## [Exercise objective]
Repeat each entry as written and leave the images out of the copy.

## [Supplied data]
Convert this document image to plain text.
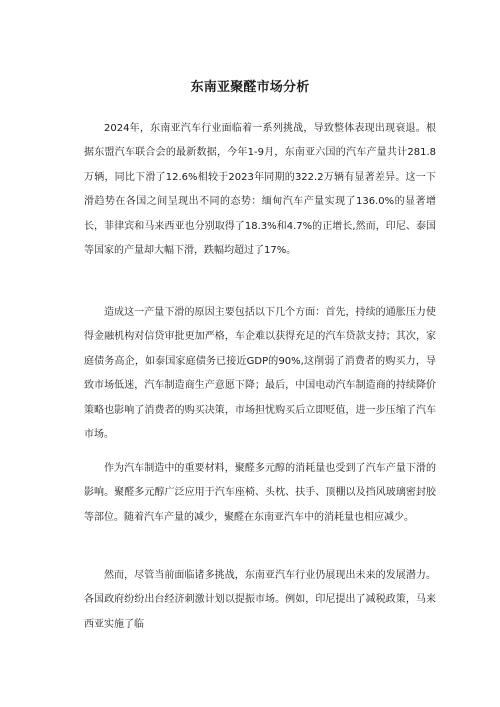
东南亚聚醛市场分析

2024年，东南亚汽车行业面临着一系列挑战，导致整体表现出现衰退。根据东盟汽车联合会的最新数据，今年1-9月，东南亚六国的汽车产量共计281.8万辆，同比下滑了12.6%相较于2023年同期的322.2万辆有显著差异。这一下滑趋势在各国之间呈现出不同的态势：缅甸汽车产量实现了136.0%的显著增长，菲律宾和马来西亚也分别取得了18.3%和4.7%的正增长,然而，印尼、泰国等国家的产量却大幅下滑，跌幅均超过了17%。

造成这一产量下滑的原因主要包括以下几个方面：首先，持续的通胀压力使得金融机构对信贷审批更加严格，车企难以获得充足的汽车贷款支持；其次，家庭债务高企，如泰国家庭债务已接近GDP的90%,这削弱了消费者的购买力，导致市场低迷，汽车制造商生产意愿下降；最后，中国电动汽车制造商的持续降价策略也影响了消费者的购买决策，市场担忧购买后立即贬值，进一步压缩了汽车市场。

作为汽车制造中的重要材料，聚醛多元醇的消耗量也受到了汽车产量下滑的影响。聚醛多元醇广泛应用于汽车座椅、头枕、扶手、顶棚以及挡风玻璃密封胶等部位。随着汽车产量的减少，聚醛在东南亚汽车中的消耗量也相应减少。

然而，尽管当前面临诸多挑战，东南亚汽车行业仍展现出未来的发展潜力。各国政府纷纷出台经济刺激计划以提振市场。例如，印尼提出了减税政策，马来西亚实施了临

## [Response]
Convert this document image to plain text.
东南亚聚醛市场分析

2024年，东南亚汽车行业面临着一系列挑战，导致整体表现出现衰退。根据东盟汽车联合会的最新数据，今年1-9月，东南亚六国的汽车产量共计281.8万辆，同比下滑了12.6%相较于2023年同期的322.2万辆有显著差异。这一下滑趋势在各国之间呈现出不同的态势：缅甸汽车产量实现了136.0%的显著增长，菲律宾和马来西亚也分别取得了18.3%和4.7%的正增长,然而，印尼、泰国等国家的产量却大幅下滑，跌幅均超过了17%。

造成这一产量下滑的原因主要包括以下几个方面：首先，持续的通胀压力使得金融机构对信贷审批更加严格，车企难以获得充足的汽车贷款支持；其次，家庭债务高企，如泰国家庭债务已接近GDP的90%,这削弱了消费者的购买力，导致市场低迷，汽车制造商生产意愿下降；最后，中国电动汽车制造商的持续降价策略也影响了消费者的购买决策，市场担忧购买后立即贬值，进一步压缩了汽车市场。

作为汽车制造中的重要材料，聚醛多元醇的消耗量也受到了汽车产量下滑的影响。聚醛多元醇广泛应用于汽车座椅、头枕、扶手、顶棚以及挡风玻璃密封胶等部位。随着汽车产量的减少，聚醛在东南亚汽车中的消耗量也相应减少。

然而，尽管当前面临诸多挑战，东南亚汽车行业仍展现出未来的发展潜力。各国政府纷纷出台经济刺激计划以提振市场。例如，印尼提出了减税政策，马来西亚实施了临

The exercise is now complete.